## Begin

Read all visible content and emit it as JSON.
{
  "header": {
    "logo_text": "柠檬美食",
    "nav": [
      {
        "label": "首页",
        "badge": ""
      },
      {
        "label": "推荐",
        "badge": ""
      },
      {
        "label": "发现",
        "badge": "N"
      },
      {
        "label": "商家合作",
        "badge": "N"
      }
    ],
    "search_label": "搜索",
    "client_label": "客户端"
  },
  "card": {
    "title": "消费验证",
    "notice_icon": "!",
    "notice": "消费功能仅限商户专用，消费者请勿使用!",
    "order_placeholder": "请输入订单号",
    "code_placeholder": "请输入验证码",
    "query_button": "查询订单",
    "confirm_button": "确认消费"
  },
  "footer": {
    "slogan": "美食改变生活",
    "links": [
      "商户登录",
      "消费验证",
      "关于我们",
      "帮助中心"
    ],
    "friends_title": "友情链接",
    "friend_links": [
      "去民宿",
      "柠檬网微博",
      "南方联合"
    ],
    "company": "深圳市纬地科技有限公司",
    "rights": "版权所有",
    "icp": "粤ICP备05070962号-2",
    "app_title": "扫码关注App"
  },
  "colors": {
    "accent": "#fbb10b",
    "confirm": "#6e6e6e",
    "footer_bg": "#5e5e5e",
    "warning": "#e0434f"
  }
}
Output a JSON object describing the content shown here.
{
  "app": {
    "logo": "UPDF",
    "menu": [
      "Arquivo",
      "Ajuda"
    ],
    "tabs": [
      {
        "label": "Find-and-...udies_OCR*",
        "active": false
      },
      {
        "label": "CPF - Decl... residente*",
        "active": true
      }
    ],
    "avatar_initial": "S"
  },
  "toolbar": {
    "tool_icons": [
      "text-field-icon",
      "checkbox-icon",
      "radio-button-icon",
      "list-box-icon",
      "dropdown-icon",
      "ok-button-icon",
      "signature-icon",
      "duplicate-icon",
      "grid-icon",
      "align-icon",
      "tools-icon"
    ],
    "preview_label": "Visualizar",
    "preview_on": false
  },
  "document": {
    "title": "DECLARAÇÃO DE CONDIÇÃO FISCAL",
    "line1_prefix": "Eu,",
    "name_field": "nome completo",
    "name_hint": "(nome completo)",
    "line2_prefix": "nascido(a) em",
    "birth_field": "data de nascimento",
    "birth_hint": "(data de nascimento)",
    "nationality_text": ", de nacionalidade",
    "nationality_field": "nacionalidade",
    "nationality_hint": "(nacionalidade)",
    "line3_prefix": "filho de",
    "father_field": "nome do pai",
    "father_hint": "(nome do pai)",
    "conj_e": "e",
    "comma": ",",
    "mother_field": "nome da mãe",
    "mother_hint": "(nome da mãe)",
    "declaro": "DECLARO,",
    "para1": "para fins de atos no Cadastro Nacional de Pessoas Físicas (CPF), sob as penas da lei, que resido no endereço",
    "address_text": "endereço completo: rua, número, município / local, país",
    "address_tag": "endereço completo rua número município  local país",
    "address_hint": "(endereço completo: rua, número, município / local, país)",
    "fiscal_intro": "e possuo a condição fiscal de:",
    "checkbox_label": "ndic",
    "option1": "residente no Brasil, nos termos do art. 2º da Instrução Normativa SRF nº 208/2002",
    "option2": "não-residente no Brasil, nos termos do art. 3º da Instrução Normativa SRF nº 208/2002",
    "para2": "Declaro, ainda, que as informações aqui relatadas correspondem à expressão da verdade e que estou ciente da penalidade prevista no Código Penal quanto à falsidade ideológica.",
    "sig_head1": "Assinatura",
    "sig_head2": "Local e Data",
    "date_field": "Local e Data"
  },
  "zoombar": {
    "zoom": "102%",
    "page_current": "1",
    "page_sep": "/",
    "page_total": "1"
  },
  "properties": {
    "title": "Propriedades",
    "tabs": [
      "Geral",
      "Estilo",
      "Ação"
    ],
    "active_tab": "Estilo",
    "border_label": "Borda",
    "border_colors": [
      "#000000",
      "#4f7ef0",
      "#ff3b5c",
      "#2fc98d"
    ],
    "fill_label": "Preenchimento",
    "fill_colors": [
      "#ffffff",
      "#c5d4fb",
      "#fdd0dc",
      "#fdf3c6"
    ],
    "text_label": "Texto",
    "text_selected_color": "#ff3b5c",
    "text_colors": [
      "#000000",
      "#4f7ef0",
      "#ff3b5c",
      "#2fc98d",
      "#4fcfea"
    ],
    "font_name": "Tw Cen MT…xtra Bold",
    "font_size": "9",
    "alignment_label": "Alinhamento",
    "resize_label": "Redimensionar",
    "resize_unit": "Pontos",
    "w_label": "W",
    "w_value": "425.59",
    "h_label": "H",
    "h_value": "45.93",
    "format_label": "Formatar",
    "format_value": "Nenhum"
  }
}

## End

TASK TO COMPLETE - Write all of the records out again exactly.

TASK SOLUTION -
Read all visible content and emit it as JSON.
{
  "header": {
    "logo_text": "柠檬美食",
    "nav": [
      {
        "label": "首页",
        "badge": ""
      },
      {
        "label": "推荐",
        "badge": ""
      },
      {
        "label": "发现",
        "badge": "N"
      },
      {
        "label": "商家合作",
        "badge": "N"
      }
    ],
    "search_label": "搜索",
    "client_label": "客户端"
  },
  "card": {
    "title": "消费验证",
    "notice_icon": "!",
    "notice": "消费功能仅限商户专用，消费者请勿使用!",
    "order_placeholder": "请输入订单号",
    "code_placeholder": "请输入验证码",
    "query_button": "查询订单",
    "confirm_button": "确认消费"
  },
  "footer": {
    "slogan": "美食改变生活",
    "links": [
      "商户登录",
      "消费验证",
      "关于我们",
      "帮助中心"
    ],
    "friends_title": "友情链接",
    "friend_links": [
      "去民宿",
      "柠檬网微博",
      "南方联合"
    ],
    "company": "深圳市纬地科技有限公司",
    "rights": "版权所有",
    "icp": "粤ICP备05070962号-2",
    "app_title": "扫码关注App"
  },
  "colors": {
    "accent": "#fbb10b",
    "confirm": "#6e6e6e",
    "footer_bg": "#5e5e5e",
    "warning": "#e0434f"
  }
}
Output a JSON object describing the content shown here.
{
  "app": {
    "logo": "UPDF",
    "menu": [
      "Arquivo",
      "Ajuda"
    ],
    "tabs": [
      {
        "label": "Find-and-...udies_OCR*",
        "active": false
      },
      {
        "label": "CPF - Decl... residente*",
        "active": true
      }
    ],
    "avatar_initial": "S"
  },
  "toolbar": {
    "tool_icons": [
      "text-field-icon",
      "checkbox-icon",
      "radio-button-icon",
      "list-box-icon",
      "dropdown-icon",
      "ok-button-icon",
      "signature-icon",
      "duplicate-icon",
      "grid-icon",
      "align-icon",
      "tools-icon"
    ],
    "preview_label": "Visualizar",
    "preview_on": false
  },
  "document": {
    "title": "DECLARAÇÃO DE CONDIÇÃO FISCAL",
    "line1_prefix": "Eu,",
    "name_field": "nome completo",
    "name_hint": "(nome completo)",
    "line2_prefix": "nascido(a) em",
    "birth_field": "data de nascimento",
    "birth_hint": "(data de nascimento)",
    "nationality_text": ", de nacionalidade",
    "nationality_field": "nacionalidade",
    "nationality_hint": "(nacionalidade)",
    "line3_prefix": "filho de",
    "father_field": "nome do pai",
    "father_hint": "(nome do pai)",
    "conj_e": "e",
    "comma": ",",
    "mother_field": "nome da mãe",
    "mother_hint": "(nome da mãe)",
    "declaro": "DECLARO,",
    "para1": "para fins de atos no Cadastro Nacional de Pessoas Físicas (CPF), sob as penas da lei, que resido no endereço",
    "address_text": "endereço completo: rua, número, município / local, país",
    "address_tag": "endereço completo rua número município  local país",
    "address_hint": "(endereço completo: rua, número, município / local, país)",
    "fiscal_intro": "e possuo a condição fiscal de:",
    "checkbox_label": "ndic",
    "option1": "residente no Brasil, nos termos do art. 2º da Instrução Normativa SRF nº 208/2002",
    "option2": "não-residente no Brasil, nos termos do art. 3º da Instrução Normativa SRF nº 208/2002",
    "para2": "Declaro, ainda, que as informações aqui relatadas correspondem à expressão da verdade e que estou ciente da penalidade prevista no Código Penal quanto à falsidade ideológica.",
    "sig_head1": "Assinatura",
    "sig_head2": "Local e Data",
    "date_field": "Local e Data"
  },
  "zoombar": {
    "zoom": "102%",
    "page_current": "1",
    "page_sep": "/",
    "page_total": "1"
  },
  "properties": {
    "title": "Propriedades",
    "tabs": [
      "Geral",
      "Estilo",
      "Ação"
    ],
    "active_tab": "Estilo",
    "border_label": "Borda",
    "border_colors": [
      "#000000",
      "#4f7ef0",
      "#ff3b5c",
      "#2fc98d"
    ],
    "fill_label": "Preenchimento",
    "fill_colors": [
      "#ffffff",
      "#c5d4fb",
      "#fdd0dc",
      "#fdf3c6"
    ],
    "text_label": "Texto",
    "text_selected_color": "#ff3b5c",
    "text_colors": [
      "#000000",
      "#4f7ef0",
      "#ff3b5c",
      "#2fc98d",
      "#4fcfea"
    ],
    "font_name": "Tw Cen MT…xtra Bold",
    "font_size": "9",
    "alignment_label": "Alinhamento",
    "resize_label": "Redimensionar",
    "resize_unit": "Pontos",
    "w_label": "W",
    "w_value": "425.59",
    "h_label": "H",
    "h_value": "45.93",
    "format_label": "Formatar",
    "format_value": "Nenhum"
  }
}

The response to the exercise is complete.